[PROMPT]
Every line of the material is to be quoted verbatim, minus the pictures.
** START OF RECORDED DATA **
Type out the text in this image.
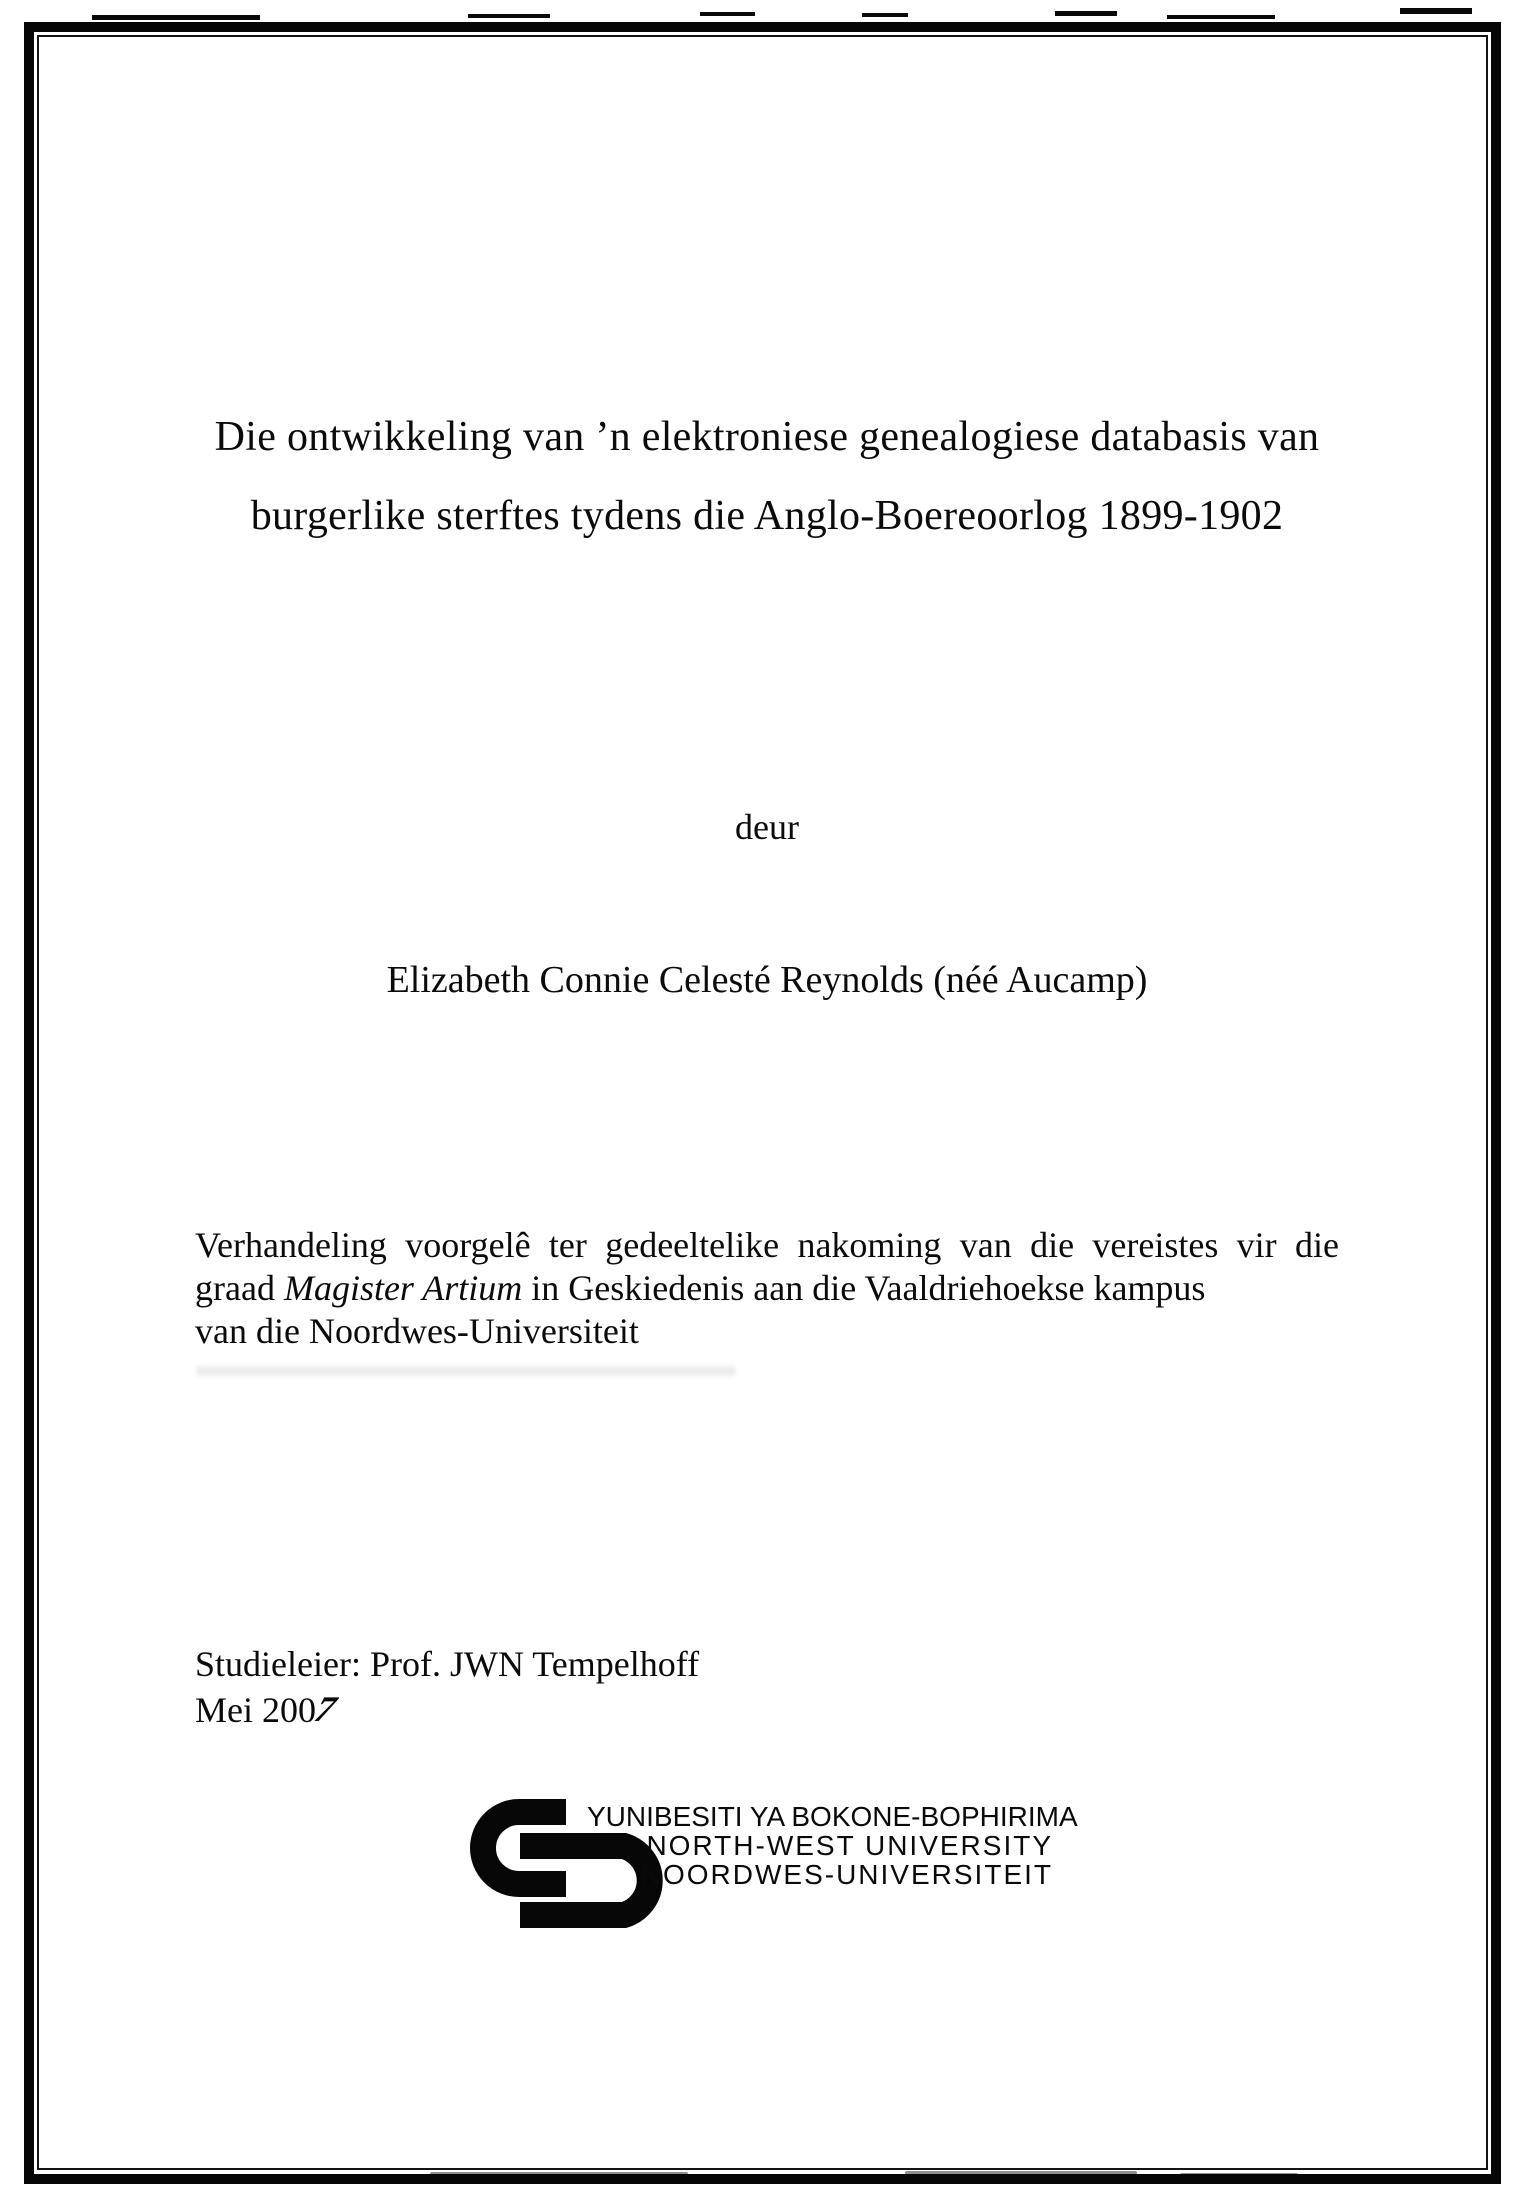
Die ontwikkeling van ’n elektroniese genealogiese databasis van
burgerlike sterftes tydens die Anglo-Boereoorlog 1899-1902
deur
Elizabeth Connie Celesté Reynolds (néé Aucamp)
Verhandeling voorgelê ter gedeeltelike nakoming van die vereistes vir die
graad Magister Artium in Geskiedenis aan die Vaaldriehoekse kampus
van die Noordwes-Universiteit
Studieleier: Prof. JWN Tempelhoff
Mei 2007
YUNIBESITI YA BOKONE-BOPHIRIMA
NORTH-WEST UNIVERSITY
NOORDWES-UNIVERSITEIT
** END OF RECORDED DATA **
[OUTPUT FOR THIS EXERCISE]
Type out the text in this image.
Die ontwikkeling van ’n elektroniese genealogiese databasis van
burgerlike sterftes tydens die Anglo-Boereoorlog 1899-1902
deur
Elizabeth Connie Celesté Reynolds (néé Aucamp)
Verhandeling voorgelê ter gedeeltelike nakoming van die vereistes vir die
graad Magister Artium in Geskiedenis aan die Vaaldriehoekse kampus
van die Noordwes-Universiteit
Studieleier: Prof. JWN Tempelhoff
Mei 2007
YUNIBESITI YA BOKONE-BOPHIRIMA
NORTH-WEST UNIVERSITY
NOORDWES-UNIVERSITEIT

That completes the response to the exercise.